--- DATA TO PROCESS ---
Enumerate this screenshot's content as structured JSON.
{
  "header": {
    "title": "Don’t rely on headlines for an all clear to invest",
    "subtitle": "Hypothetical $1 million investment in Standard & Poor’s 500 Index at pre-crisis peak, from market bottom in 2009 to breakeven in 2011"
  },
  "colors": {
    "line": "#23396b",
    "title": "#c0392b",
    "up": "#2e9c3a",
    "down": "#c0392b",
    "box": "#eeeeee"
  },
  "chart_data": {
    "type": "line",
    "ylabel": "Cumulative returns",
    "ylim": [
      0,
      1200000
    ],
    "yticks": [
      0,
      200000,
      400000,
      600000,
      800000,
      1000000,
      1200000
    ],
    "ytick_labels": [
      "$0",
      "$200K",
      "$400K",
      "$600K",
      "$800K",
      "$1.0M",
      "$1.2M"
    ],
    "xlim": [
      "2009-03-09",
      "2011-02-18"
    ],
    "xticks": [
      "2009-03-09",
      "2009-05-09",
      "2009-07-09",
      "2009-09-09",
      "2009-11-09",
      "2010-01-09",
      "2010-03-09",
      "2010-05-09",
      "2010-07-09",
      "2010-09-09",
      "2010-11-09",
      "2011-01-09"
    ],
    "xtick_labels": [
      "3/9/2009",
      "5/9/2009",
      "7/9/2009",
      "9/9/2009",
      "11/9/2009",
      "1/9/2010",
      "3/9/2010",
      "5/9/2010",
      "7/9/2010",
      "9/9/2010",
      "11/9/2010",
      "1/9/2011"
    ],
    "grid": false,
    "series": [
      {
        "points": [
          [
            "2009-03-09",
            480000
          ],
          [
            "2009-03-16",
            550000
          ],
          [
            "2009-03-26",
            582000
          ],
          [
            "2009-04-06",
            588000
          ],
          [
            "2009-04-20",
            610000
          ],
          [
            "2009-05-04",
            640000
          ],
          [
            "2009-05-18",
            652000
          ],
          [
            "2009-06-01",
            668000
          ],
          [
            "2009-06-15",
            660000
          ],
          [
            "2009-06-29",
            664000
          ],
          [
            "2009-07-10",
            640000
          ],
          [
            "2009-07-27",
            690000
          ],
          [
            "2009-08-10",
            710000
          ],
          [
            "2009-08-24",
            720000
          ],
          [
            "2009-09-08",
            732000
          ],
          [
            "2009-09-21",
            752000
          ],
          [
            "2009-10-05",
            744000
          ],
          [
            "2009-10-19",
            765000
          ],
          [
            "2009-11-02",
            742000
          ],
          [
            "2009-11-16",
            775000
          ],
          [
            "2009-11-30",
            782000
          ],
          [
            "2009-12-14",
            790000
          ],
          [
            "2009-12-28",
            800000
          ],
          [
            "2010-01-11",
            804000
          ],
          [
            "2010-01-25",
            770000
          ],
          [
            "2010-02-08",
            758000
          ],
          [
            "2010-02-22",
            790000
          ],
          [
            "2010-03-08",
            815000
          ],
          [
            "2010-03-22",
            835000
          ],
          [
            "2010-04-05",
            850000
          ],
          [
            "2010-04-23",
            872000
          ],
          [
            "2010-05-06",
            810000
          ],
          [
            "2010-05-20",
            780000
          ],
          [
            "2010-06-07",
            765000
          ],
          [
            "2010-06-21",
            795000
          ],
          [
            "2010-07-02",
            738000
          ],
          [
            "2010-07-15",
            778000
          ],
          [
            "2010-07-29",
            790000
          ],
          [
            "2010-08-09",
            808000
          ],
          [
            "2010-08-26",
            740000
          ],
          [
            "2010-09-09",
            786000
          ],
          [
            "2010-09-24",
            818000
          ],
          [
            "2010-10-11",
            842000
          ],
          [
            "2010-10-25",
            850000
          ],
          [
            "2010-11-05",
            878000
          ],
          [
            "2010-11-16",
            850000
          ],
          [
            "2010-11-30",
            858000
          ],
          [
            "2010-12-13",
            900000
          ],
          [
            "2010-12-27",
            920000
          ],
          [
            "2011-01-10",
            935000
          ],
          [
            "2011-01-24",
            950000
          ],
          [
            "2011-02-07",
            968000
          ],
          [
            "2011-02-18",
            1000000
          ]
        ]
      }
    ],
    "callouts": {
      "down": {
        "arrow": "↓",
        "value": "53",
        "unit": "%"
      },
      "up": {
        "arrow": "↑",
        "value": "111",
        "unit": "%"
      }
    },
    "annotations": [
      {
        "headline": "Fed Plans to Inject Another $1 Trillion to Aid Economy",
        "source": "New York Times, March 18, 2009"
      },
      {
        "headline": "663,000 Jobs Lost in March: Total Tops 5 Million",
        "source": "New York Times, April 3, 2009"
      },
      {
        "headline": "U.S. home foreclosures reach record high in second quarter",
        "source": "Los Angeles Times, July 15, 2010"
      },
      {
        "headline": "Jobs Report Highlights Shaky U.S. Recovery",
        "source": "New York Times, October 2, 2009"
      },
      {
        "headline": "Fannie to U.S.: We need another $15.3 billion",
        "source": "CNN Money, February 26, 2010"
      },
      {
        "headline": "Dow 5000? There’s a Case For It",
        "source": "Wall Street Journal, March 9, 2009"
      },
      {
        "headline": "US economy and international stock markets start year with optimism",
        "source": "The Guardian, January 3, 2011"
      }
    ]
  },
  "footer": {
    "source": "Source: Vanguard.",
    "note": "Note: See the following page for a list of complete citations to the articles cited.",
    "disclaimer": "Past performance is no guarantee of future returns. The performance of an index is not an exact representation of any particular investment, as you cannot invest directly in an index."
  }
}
---
### PROMPT
Transcribe all of the material exactly. Omit nothing.

### OUTPUT FOR THIS EXERCISE
Enumerate this screenshot's content as structured JSON.
{
  "header": {
    "title": "Don’t rely on headlines for an all clear to invest",
    "subtitle": "Hypothetical $1 million investment in Standard & Poor’s 500 Index at pre-crisis peak, from market bottom in 2009 to breakeven in 2011"
  },
  "colors": {
    "line": "#23396b",
    "title": "#c0392b",
    "up": "#2e9c3a",
    "down": "#c0392b",
    "box": "#eeeeee"
  },
  "chart_data": {
    "type": "line",
    "ylabel": "Cumulative returns",
    "ylim": [
      0,
      1200000
    ],
    "yticks": [
      0,
      200000,
      400000,
      600000,
      800000,
      1000000,
      1200000
    ],
    "ytick_labels": [
      "$0",
      "$200K",
      "$400K",
      "$600K",
      "$800K",
      "$1.0M",
      "$1.2M"
    ],
    "xlim": [
      "2009-03-09",
      "2011-02-18"
    ],
    "xticks": [
      "2009-03-09",
      "2009-05-09",
      "2009-07-09",
      "2009-09-09",
      "2009-11-09",
      "2010-01-09",
      "2010-03-09",
      "2010-05-09",
      "2010-07-09",
      "2010-09-09",
      "2010-11-09",
      "2011-01-09"
    ],
    "xtick_labels": [
      "3/9/2009",
      "5/9/2009",
      "7/9/2009",
      "9/9/2009",
      "11/9/2009",
      "1/9/2010",
      "3/9/2010",
      "5/9/2010",
      "7/9/2010",
      "9/9/2010",
      "11/9/2010",
      "1/9/2011"
    ],
    "grid": false,
    "series": [
      {
        "points": [
          [
            "2009-03-09",
            480000
          ],
          [
            "2009-03-16",
            550000
          ],
          [
            "2009-03-26",
            582000
          ],
          [
            "2009-04-06",
            588000
          ],
          [
            "2009-04-20",
            610000
          ],
          [
            "2009-05-04",
            640000
          ],
          [
            "2009-05-18",
            652000
          ],
          [
            "2009-06-01",
            668000
          ],
          [
            "2009-06-15",
            660000
          ],
          [
            "2009-06-29",
            664000
          ],
          [
            "2009-07-10",
            640000
          ],
          [
            "2009-07-27",
            690000
          ],
          [
            "2009-08-10",
            710000
          ],
          [
            "2009-08-24",
            720000
          ],
          [
            "2009-09-08",
            732000
          ],
          [
            "2009-09-21",
            752000
          ],
          [
            "2009-10-05",
            744000
          ],
          [
            "2009-10-19",
            765000
          ],
          [
            "2009-11-02",
            742000
          ],
          [
            "2009-11-16",
            775000
          ],
          [
            "2009-11-30",
            782000
          ],
          [
            "2009-12-14",
            790000
          ],
          [
            "2009-12-28",
            800000
          ],
          [
            "2010-01-11",
            804000
          ],
          [
            "2010-01-25",
            770000
          ],
          [
            "2010-02-08",
            758000
          ],
          [
            "2010-02-22",
            790000
          ],
          [
            "2010-03-08",
            815000
          ],
          [
            "2010-03-22",
            835000
          ],
          [
            "2010-04-05",
            850000
          ],
          [
            "2010-04-23",
            872000
          ],
          [
            "2010-05-06",
            810000
          ],
          [
            "2010-05-20",
            780000
          ],
          [
            "2010-06-07",
            765000
          ],
          [
            "2010-06-21",
            795000
          ],
          [
            "2010-07-02",
            738000
          ],
          [
            "2010-07-15",
            778000
          ],
          [
            "2010-07-29",
            790000
          ],
          [
            "2010-08-09",
            808000
          ],
          [
            "2010-08-26",
            740000
          ],
          [
            "2010-09-09",
            786000
          ],
          [
            "2010-09-24",
            818000
          ],
          [
            "2010-10-11",
            842000
          ],
          [
            "2010-10-25",
            850000
          ],
          [
            "2010-11-05",
            878000
          ],
          [
            "2010-11-16",
            850000
          ],
          [
            "2010-11-30",
            858000
          ],
          [
            "2010-12-13",
            900000
          ],
          [
            "2010-12-27",
            920000
          ],
          [
            "2011-01-10",
            935000
          ],
          [
            "2011-01-24",
            950000
          ],
          [
            "2011-02-07",
            968000
          ],
          [
            "2011-02-18",
            1000000
          ]
        ]
      }
    ],
    "callouts": {
      "down": {
        "arrow": "↓",
        "value": "53",
        "unit": "%"
      },
      "up": {
        "arrow": "↑",
        "value": "111",
        "unit": "%"
      }
    },
    "annotations": [
      {
        "headline": "Fed Plans to Inject Another $1 Trillion to Aid Economy",
        "source": "New York Times, March 18, 2009"
      },
      {
        "headline": "663,000 Jobs Lost in March: Total Tops 5 Million",
        "source": "New York Times, April 3, 2009"
      },
      {
        "headline": "U.S. home foreclosures reach record high in second quarter",
        "source": "Los Angeles Times, July 15, 2010"
      },
      {
        "headline": "Jobs Report Highlights Shaky U.S. Recovery",
        "source": "New York Times, October 2, 2009"
      },
      {
        "headline": "Fannie to U.S.: We need another $15.3 billion",
        "source": "CNN Money, February 26, 2010"
      },
      {
        "headline": "Dow 5000? There’s a Case For It",
        "source": "Wall Street Journal, March 9, 2009"
      },
      {
        "headline": "US economy and international stock markets start year with optimism",
        "source": "The Guardian, January 3, 2011"
      }
    ]
  },
  "footer": {
    "source": "Source: Vanguard.",
    "note": "Note: See the following page for a list of complete citations to the articles cited.",
    "disclaimer": "Past performance is no guarantee of future returns. The performance of an index is not an exact representation of any particular investment, as you cannot invest directly in an index."
  }
}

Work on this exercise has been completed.